_RECORDS FOR THE TASK_.
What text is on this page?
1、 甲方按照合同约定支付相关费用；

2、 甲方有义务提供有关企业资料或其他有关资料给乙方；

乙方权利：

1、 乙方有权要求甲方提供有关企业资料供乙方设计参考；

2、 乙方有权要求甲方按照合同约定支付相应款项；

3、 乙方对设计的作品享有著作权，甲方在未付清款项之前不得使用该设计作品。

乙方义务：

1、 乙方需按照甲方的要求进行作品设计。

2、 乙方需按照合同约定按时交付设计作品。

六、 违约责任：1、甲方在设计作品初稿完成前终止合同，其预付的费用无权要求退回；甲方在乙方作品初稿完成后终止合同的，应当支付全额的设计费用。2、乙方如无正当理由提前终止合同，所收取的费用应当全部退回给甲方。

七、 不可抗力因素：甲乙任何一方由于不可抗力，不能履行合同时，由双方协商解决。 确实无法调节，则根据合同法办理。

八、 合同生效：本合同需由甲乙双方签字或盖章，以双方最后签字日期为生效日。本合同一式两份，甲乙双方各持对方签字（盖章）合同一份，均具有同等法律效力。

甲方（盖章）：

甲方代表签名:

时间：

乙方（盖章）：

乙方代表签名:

_EXERCISE_.
Please restate the whole listing word for word.

_ANSWER FOR THIS EXERCISE_.
What text is on this page?
1、 甲方按照合同约定支付相关费用；

2、 甲方有义务提供有关企业资料或其他有关资料给乙方；

乙方权利：

1、 乙方有权要求甲方提供有关企业资料供乙方设计参考；

2、 乙方有权要求甲方按照合同约定支付相应款项；

3、 乙方对设计的作品享有著作权，甲方在未付清款项之前不得使用该设计作品。

乙方义务：

1、 乙方需按照甲方的要求进行作品设计。

2、 乙方需按照合同约定按时交付设计作品。

六、 违约责任：1、甲方在设计作品初稿完成前终止合同，其预付的费用无权要求退回；甲方在乙方作品初稿完成后终止合同的，应当支付全额的设计费用。2、乙方如无正当理由提前终止合同，所收取的费用应当全部退回给甲方。

七、 不可抗力因素：甲乙任何一方由于不可抗力，不能履行合同时，由双方协商解决。 确实无法调节，则根据合同法办理。

八、 合同生效：本合同需由甲乙双方签字或盖章，以双方最后签字日期为生效日。本合同一式两份，甲乙双方各持对方签字（盖章）合同一份，均具有同等法律效力。

甲方（盖章）：

甲方代表签名:

时间：

乙方（盖章）：

乙方代表签名:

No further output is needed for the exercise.